Stored records:
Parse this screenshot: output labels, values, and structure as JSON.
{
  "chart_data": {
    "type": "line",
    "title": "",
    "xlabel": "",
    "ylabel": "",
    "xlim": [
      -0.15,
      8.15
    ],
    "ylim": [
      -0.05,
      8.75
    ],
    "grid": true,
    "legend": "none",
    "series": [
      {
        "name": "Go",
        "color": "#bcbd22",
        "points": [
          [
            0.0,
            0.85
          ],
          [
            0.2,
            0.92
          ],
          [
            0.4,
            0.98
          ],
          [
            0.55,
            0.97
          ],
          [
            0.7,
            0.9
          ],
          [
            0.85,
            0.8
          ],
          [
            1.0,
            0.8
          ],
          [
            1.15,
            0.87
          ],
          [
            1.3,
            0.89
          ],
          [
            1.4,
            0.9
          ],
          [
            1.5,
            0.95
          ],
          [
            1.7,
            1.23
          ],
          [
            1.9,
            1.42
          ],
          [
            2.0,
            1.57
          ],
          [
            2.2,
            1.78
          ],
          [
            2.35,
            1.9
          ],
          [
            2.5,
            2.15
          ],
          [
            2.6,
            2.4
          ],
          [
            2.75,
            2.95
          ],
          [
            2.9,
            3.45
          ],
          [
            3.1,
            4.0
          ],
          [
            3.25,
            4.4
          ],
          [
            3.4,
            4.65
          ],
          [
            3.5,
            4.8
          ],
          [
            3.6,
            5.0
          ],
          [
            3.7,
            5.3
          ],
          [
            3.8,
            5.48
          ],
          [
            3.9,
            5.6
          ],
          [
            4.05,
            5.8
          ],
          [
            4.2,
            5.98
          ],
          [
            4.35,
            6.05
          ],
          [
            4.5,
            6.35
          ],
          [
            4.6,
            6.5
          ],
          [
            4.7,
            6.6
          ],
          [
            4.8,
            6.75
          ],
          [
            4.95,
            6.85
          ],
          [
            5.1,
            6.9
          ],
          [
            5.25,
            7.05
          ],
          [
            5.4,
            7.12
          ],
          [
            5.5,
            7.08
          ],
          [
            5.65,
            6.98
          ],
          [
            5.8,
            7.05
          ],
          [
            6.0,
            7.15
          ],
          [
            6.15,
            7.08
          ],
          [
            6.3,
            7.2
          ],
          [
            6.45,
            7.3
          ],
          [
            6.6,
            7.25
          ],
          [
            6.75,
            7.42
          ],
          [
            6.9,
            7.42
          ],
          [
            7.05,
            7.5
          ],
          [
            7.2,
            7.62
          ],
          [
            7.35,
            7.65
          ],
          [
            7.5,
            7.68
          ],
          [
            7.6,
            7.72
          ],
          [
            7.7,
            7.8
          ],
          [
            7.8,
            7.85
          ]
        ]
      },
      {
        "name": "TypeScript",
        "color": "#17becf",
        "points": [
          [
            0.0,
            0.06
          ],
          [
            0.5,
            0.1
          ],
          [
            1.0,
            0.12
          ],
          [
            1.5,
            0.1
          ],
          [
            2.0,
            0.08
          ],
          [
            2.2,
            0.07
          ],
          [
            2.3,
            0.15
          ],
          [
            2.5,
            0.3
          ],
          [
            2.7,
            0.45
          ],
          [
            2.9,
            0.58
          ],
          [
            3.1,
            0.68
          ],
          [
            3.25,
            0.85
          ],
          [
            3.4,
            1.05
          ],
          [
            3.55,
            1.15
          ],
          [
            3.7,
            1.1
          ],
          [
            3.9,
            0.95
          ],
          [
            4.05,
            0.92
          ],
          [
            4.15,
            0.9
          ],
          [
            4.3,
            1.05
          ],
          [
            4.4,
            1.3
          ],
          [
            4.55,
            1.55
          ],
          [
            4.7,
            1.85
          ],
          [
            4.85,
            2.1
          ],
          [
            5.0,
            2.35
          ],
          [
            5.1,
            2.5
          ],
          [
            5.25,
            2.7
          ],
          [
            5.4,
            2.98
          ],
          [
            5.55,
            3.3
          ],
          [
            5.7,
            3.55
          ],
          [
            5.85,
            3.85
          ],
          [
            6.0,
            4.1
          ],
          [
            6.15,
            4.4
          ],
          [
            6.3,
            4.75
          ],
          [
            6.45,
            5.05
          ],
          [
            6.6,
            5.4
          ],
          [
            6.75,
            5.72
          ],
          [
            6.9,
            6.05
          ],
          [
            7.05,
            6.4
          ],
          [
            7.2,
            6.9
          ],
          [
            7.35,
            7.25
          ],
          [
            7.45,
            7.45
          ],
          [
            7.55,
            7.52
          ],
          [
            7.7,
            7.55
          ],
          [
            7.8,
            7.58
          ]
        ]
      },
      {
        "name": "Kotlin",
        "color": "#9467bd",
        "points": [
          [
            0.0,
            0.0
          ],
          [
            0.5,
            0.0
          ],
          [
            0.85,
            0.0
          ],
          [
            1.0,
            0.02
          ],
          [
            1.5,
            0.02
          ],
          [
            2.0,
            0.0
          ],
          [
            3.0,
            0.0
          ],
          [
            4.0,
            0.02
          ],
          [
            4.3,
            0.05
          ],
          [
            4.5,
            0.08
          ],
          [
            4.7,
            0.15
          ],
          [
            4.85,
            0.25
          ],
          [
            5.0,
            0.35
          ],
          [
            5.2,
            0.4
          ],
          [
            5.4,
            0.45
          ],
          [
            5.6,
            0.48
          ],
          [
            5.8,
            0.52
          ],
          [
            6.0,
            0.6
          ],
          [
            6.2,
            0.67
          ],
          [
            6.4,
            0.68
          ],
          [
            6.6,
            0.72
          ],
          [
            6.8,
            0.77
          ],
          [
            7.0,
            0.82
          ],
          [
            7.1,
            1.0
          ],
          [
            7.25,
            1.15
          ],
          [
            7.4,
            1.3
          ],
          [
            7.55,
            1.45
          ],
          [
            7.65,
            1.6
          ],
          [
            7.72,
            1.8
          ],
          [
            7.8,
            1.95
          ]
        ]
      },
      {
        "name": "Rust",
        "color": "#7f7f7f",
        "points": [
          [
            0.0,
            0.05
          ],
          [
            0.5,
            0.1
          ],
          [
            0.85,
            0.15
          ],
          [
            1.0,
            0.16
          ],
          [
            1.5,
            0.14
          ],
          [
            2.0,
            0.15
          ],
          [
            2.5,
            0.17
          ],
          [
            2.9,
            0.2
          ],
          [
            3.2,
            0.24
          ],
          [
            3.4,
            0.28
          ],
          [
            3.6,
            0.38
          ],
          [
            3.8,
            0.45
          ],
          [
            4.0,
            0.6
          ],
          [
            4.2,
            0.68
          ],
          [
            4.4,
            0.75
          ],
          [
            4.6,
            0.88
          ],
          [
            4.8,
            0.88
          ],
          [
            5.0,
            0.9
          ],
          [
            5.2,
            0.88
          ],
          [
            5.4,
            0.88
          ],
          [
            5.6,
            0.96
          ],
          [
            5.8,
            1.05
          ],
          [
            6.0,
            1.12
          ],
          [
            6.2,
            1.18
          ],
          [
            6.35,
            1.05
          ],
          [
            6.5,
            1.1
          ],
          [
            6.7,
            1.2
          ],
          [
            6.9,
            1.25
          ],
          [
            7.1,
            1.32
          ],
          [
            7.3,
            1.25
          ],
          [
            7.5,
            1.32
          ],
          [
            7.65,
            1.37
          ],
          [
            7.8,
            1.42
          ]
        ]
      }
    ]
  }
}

Directions: Identify the lines that contain the string "name", and copy every one of them.

Result:
        "name": "Go",
        "name": "TypeScript",
        "name": "Kotlin",
        "name": "Rust",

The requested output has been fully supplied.